## Start SUPPLIED RECORDS

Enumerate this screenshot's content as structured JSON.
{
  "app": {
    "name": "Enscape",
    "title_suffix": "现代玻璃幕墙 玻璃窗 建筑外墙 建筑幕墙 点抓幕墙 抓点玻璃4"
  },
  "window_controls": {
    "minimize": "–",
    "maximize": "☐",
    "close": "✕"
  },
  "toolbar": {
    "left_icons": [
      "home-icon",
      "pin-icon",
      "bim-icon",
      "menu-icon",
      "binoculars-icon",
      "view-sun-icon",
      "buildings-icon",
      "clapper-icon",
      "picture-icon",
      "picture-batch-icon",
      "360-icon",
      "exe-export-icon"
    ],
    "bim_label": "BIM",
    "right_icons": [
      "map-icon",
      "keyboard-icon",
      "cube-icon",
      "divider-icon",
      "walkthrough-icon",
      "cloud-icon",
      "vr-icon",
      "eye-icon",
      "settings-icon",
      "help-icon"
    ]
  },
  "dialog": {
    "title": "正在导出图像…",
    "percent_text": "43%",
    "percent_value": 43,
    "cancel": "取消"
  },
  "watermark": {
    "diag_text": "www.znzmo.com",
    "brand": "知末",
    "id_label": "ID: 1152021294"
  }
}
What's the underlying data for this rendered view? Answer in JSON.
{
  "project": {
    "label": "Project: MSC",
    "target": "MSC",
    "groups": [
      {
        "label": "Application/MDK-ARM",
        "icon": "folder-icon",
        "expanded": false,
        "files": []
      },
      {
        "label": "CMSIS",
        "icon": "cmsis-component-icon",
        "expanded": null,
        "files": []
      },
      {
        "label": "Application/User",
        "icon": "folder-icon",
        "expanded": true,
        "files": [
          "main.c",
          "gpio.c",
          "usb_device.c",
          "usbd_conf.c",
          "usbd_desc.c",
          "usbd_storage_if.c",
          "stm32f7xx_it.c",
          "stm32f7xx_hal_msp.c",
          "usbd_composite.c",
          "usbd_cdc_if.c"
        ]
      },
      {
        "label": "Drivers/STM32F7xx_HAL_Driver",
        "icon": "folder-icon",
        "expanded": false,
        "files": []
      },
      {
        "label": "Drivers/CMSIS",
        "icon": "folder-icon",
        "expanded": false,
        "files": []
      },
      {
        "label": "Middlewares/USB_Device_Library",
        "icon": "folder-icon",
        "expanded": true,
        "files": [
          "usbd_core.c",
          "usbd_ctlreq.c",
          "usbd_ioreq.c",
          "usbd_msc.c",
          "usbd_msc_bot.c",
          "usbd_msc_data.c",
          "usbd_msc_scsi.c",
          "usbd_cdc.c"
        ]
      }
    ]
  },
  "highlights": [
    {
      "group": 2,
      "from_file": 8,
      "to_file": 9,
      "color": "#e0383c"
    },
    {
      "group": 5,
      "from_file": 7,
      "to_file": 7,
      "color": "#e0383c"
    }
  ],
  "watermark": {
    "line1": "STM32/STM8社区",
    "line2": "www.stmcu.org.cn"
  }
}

## End SUPPLIED RECORDS

> [SHORT TASK] Output all of the data again. Match it exactly.

> [FINISHED TASK]
Enumerate this screenshot's content as structured JSON.
{
  "app": {
    "name": "Enscape",
    "title_suffix": "现代玻璃幕墙 玻璃窗 建筑外墙 建筑幕墙 点抓幕墙 抓点玻璃4"
  },
  "window_controls": {
    "minimize": "–",
    "maximize": "☐",
    "close": "✕"
  },
  "toolbar": {
    "left_icons": [
      "home-icon",
      "pin-icon",
      "bim-icon",
      "menu-icon",
      "binoculars-icon",
      "view-sun-icon",
      "buildings-icon",
      "clapper-icon",
      "picture-icon",
      "picture-batch-icon",
      "360-icon",
      "exe-export-icon"
    ],
    "bim_label": "BIM",
    "right_icons": [
      "map-icon",
      "keyboard-icon",
      "cube-icon",
      "divider-icon",
      "walkthrough-icon",
      "cloud-icon",
      "vr-icon",
      "eye-icon",
      "settings-icon",
      "help-icon"
    ]
  },
  "dialog": {
    "title": "正在导出图像…",
    "percent_text": "43%",
    "percent_value": 43,
    "cancel": "取消"
  },
  "watermark": {
    "diag_text": "www.znzmo.com",
    "brand": "知末",
    "id_label": "ID: 1152021294"
  }
}
What's the underlying data for this rendered view? Answer in JSON.
{
  "project": {
    "label": "Project: MSC",
    "target": "MSC",
    "groups": [
      {
        "label": "Application/MDK-ARM",
        "icon": "folder-icon",
        "expanded": false,
        "files": []
      },
      {
        "label": "CMSIS",
        "icon": "cmsis-component-icon",
        "expanded": null,
        "files": []
      },
      {
        "label": "Application/User",
        "icon": "folder-icon",
        "expanded": true,
        "files": [
          "main.c",
          "gpio.c",
          "usb_device.c",
          "usbd_conf.c",
          "usbd_desc.c",
          "usbd_storage_if.c",
          "stm32f7xx_it.c",
          "stm32f7xx_hal_msp.c",
          "usbd_composite.c",
          "usbd_cdc_if.c"
        ]
      },
      {
        "label": "Drivers/STM32F7xx_HAL_Driver",
        "icon": "folder-icon",
        "expanded": false,
        "files": []
      },
      {
        "label": "Drivers/CMSIS",
        "icon": "folder-icon",
        "expanded": false,
        "files": []
      },
      {
        "label": "Middlewares/USB_Device_Library",
        "icon": "folder-icon",
        "expanded": true,
        "files": [
          "usbd_core.c",
          "usbd_ctlreq.c",
          "usbd_ioreq.c",
          "usbd_msc.c",
          "usbd_msc_bot.c",
          "usbd_msc_data.c",
          "usbd_msc_scsi.c",
          "usbd_cdc.c"
        ]
      }
    ]
  },
  "highlights": [
    {
      "group": 2,
      "from_file": 8,
      "to_file": 9,
      "color": "#e0383c"
    },
    {
      "group": 5,
      "from_file": 7,
      "to_file": 7,
      "color": "#e0383c"
    }
  ],
  "watermark": {
    "line1": "STM32/STM8社区",
    "line2": "www.stmcu.org.cn"
  }
}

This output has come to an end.